Work instructions. With the pictures omitted, write out the entries that follow exactly as they stand.

━━━━━ Records for this exercise

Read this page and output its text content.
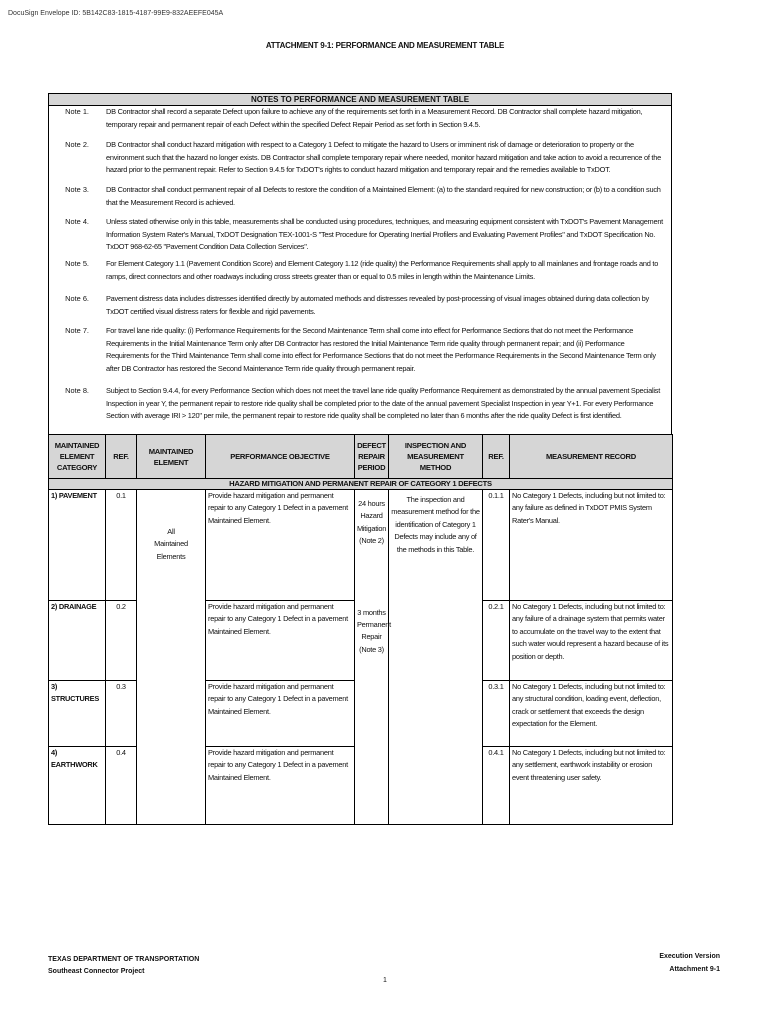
DocuSign Envelope ID: 5B142C83-1815-4187-99E9-832AEEFE045A
ATTACHMENT 9-1: PERFORMANCE AND MEASUREMENT TABLE
NOTES TO PERFORMANCE AND MEASUREMENT TABLE
Note 1. DB Contractor shall record a separate Defect upon failure to achieve any of the requirements set forth in a Measurement Record. DB Contractor shall complete hazard mitigation, temporary repair and permanent repair of each Defect within the specified Defect Repair Period as set forth in Section 9.4.5.
Note 2. DB Contractor shall conduct hazard mitigation with respect to a Category 1 Defect to mitigate the hazard to Users or imminent risk of damage or deterioration to property or the environment such that the hazard no longer exists. DB Contractor shall complete temporary repair where needed, monitor hazard mitigation and take action to avoid a recurrence of the hazard prior to the permanent repair. Refer to Section 9.4.5 for TxDOT's rights to conduct hazard mitigation and temporary repair and the remedies available to TxDOT.
Note 3. DB Contractor shall conduct permanent repair of all Defects to restore the condition of a Maintained Element: (a) to the standard required for new construction; or (b) to a condition such that the Measurement Record is achieved.
Note 4. Unless stated otherwise only in this table, measurements shall be conducted using procedures, techniques, and measuring equipment consistent with TxDOT's Pavement Management Information System Rater's Manual, TxDOT Designation TEX-1001-S "Test Procedure for Operating Inertial Profilers and Evaluating Pavement Profiles" and TxDOT Specification No. TxDOT 968-62-65 "Pavement Condition Data Collection Services".
Note 5. For Element Category 1.1 (Pavement Condition Score) and Element Category 1.12 (ride quality) the Performance Requirements shall apply to all mainlanes and frontage roads and to ramps, direct connectors and other roadways including cross streets greater than or equal to 0.5 miles in length within the Maintenance Limits.
Note 6. Pavement distress data includes distresses identified directly by automated methods and distresses revealed by post-processing of visual images obtained during data collection by TxDOT certified visual distress raters for flexible and rigid pavements.
Note 7. For travel lane ride quality: (i) Performance Requirements for the Second Maintenance Term shall come into effect for Performance Sections that do not meet the Performance Requirements in the Initial Maintenance Term only after DB Contractor has restored the Initial Maintenance Term ride quality through permanent repair; and (ii) Performance Requirements for the Third Maintenance Term shall come into effect for Performance Sections that do not meet the Performance Requirements in the Second Maintenance Term only after DB Contractor has restored the Second Maintenance Term ride quality through permanent repair.
Note 8. Subject to Section 9.4.4, for every Performance Section which does not meet the travel lane ride quality Performance Requirement as demonstrated by the annual pavement Specialist Inspection in year Y, the permanent repair to restore ride quality shall be completed prior to the date of the annual pavement Specialist Inspection in year Y+1. For every Performance Section with average IRI > 120" per mile, the permanent repair to restore ride quality shall be completed no later than 6 months after the ride quality Defect is first identified.
MAINTAINED ELEMENT CATEGORY	REF.	MAINTAINED ELEMENT	PERFORMANCE OBJECTIVE	DEFECT REPAIR PERIOD	INSPECTION AND MEASUREMENT METHOD	REF.	MEASUREMENT RECORD
HAZARD MITIGATION AND PERMANENT REPAIR OF CATEGORY 1 DEFECTS							
1) PAVEMENT	0.1	All Maintained Elements	Provide hazard mitigation and permanent repair to any Category 1 Defect in a pavement Maintained Element.	24 hours Hazard Mitigation (Note 2)	The inspection and measurement method for the identification of Category 1 Defects may include any of the methods in this Table.	0.1.1	No Category 1 Defects, including but not limited to: any failure as defined in TxDOT PMIS System Rater's Manual.
2) DRAINAGE	0.2		Provide hazard mitigation and permanent repair to any Category 1 Defect in a pavement Maintained Element.	3 months Permanent Repair (Note 3)		0.2.1	No Category 1 Defects, including but not limited to: any failure of a drainage system that permits water to accumulate on the travel way to the extent that such water would represent a hazard because of its position or depth.
3) STRUCTURES	0.3		Provide hazard mitigation and permanent repair to any Category 1 Defect in a pavement Maintained Element.			0.3.1	No Category 1 Defects, including but not limited to: any structural condition, loading event, deflection, crack or settlement that exceeds the design expectation for the Element.
4) EARTHWORK	0.4		Provide hazard mitigation and permanent repair to any Category 1 Defect in a pavement Maintained Element.			0.4.1	No Category 1 Defects, including but not limited to: any settlement, earthwork instability or erosion event threatening user safety.
TEXAS DEPARTMENT OF TRANSPORTATION
Southeast Connector Project
Execution Version
Attachment 9-1
1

━━━━━━━━━━

Right answer.
Read this page and output its text content.
DocuSign Envelope ID: 5B142C83-1815-4187-99E9-832AEEFE045A
ATTACHMENT 9-1: PERFORMANCE AND MEASUREMENT TABLE
NOTES TO PERFORMANCE AND MEASUREMENT TABLE
Note 1. DB Contractor shall record a separate Defect upon failure to achieve any of the requirements set forth in a Measurement Record. DB Contractor shall complete hazard mitigation, temporary repair and permanent repair of each Defect within the specified Defect Repair Period as set forth in Section 9.4.5.
Note 2. DB Contractor shall conduct hazard mitigation with respect to a Category 1 Defect to mitigate the hazard to Users or imminent risk of damage or deterioration to property or the environment such that the hazard no longer exists. DB Contractor shall complete temporary repair where needed, monitor hazard mitigation and take action to avoid a recurrence of the hazard prior to the permanent repair. Refer to Section 9.4.5 for TxDOT's rights to conduct hazard mitigation and temporary repair and the remedies available to TxDOT.
Note 3. DB Contractor shall conduct permanent repair of all Defects to restore the condition of a Maintained Element: (a) to the standard required for new construction; or (b) to a condition such that the Measurement Record is achieved.
Note 4. Unless stated otherwise only in this table, measurements shall be conducted using procedures, techniques, and measuring equipment consistent with TxDOT's Pavement Management Information System Rater's Manual, TxDOT Designation TEX-1001-S "Test Procedure for Operating Inertial Profilers and Evaluating Pavement Profiles" and TxDOT Specification No. TxDOT 968-62-65 "Pavement Condition Data Collection Services".
Note 5. For Element Category 1.1 (Pavement Condition Score) and Element Category 1.12 (ride quality) the Performance Requirements shall apply to all mainlanes and frontage roads and to ramps, direct connectors and other roadways including cross streets greater than or equal to 0.5 miles in length within the Maintenance Limits.
Note 6. Pavement distress data includes distresses identified directly by automated methods and distresses revealed by post-processing of visual images obtained during data collection by TxDOT certified visual distress raters for flexible and rigid pavements.
Note 7. For travel lane ride quality: (i) Performance Requirements for the Second Maintenance Term shall come into effect for Performance Sections that do not meet the Performance Requirements in the Initial Maintenance Term only after DB Contractor has restored the Initial Maintenance Term ride quality through permanent repair; and (ii) Performance Requirements for the Third Maintenance Term shall come into effect for Performance Sections that do not meet the Performance Requirements in the Second Maintenance Term only after DB Contractor has restored the Second Maintenance Term ride quality through permanent repair.
Note 8. Subject to Section 9.4.4, for every Performance Section which does not meet the travel lane ride quality Performance Requirement as demonstrated by the annual pavement Specialist Inspection in year Y, the permanent repair to restore ride quality shall be completed prior to the date of the annual pavement Specialist Inspection in year Y+1. For every Performance Section with average IRI > 120" per mile, the permanent repair to restore ride quality shall be completed no later than 6 months after the ride quality Defect is first identified.
MAINTAINED ELEMENT CATEGORY	REF.	MAINTAINED ELEMENT	PERFORMANCE OBJECTIVE	DEFECT REPAIR PERIOD	INSPECTION AND MEASUREMENT METHOD	REF.	MEASUREMENT RECORD
HAZARD MITIGATION AND PERMANENT REPAIR OF CATEGORY 1 DEFECTS							
1) PAVEMENT	0.1	All Maintained Elements	Provide hazard mitigation and permanent repair to any Category 1 Defect in a pavement Maintained Element.	24 hours Hazard Mitigation (Note 2)	The inspection and measurement method for the identification of Category 1 Defects may include any of the methods in this Table.	0.1.1	No Category 1 Defects, including but not limited to: any failure as defined in TxDOT PMIS System Rater's Manual.
2) DRAINAGE	0.2		Provide hazard mitigation and permanent repair to any Category 1 Defect in a pavement Maintained Element.	3 months Permanent Repair (Note 3)		0.2.1	No Category 1 Defects, including but not limited to: any failure of a drainage system that permits water to accumulate on the travel way to the extent that such water would represent a hazard because of its position or depth.
3) STRUCTURES	0.3		Provide hazard mitigation and permanent repair to any Category 1 Defect in a pavement Maintained Element.			0.3.1	No Category 1 Defects, including but not limited to: any structural condition, loading event, deflection, crack or settlement that exceeds the design expectation for the Element.
4) EARTHWORK	0.4		Provide hazard mitigation and permanent repair to any Category 1 Defect in a pavement Maintained Element.			0.4.1	No Category 1 Defects, including but not limited to: any settlement, earthwork instability or erosion event threatening user safety.
TEXAS DEPARTMENT OF TRANSPORTATION
Southeast Connector Project
Execution Version
Attachment 9-1
1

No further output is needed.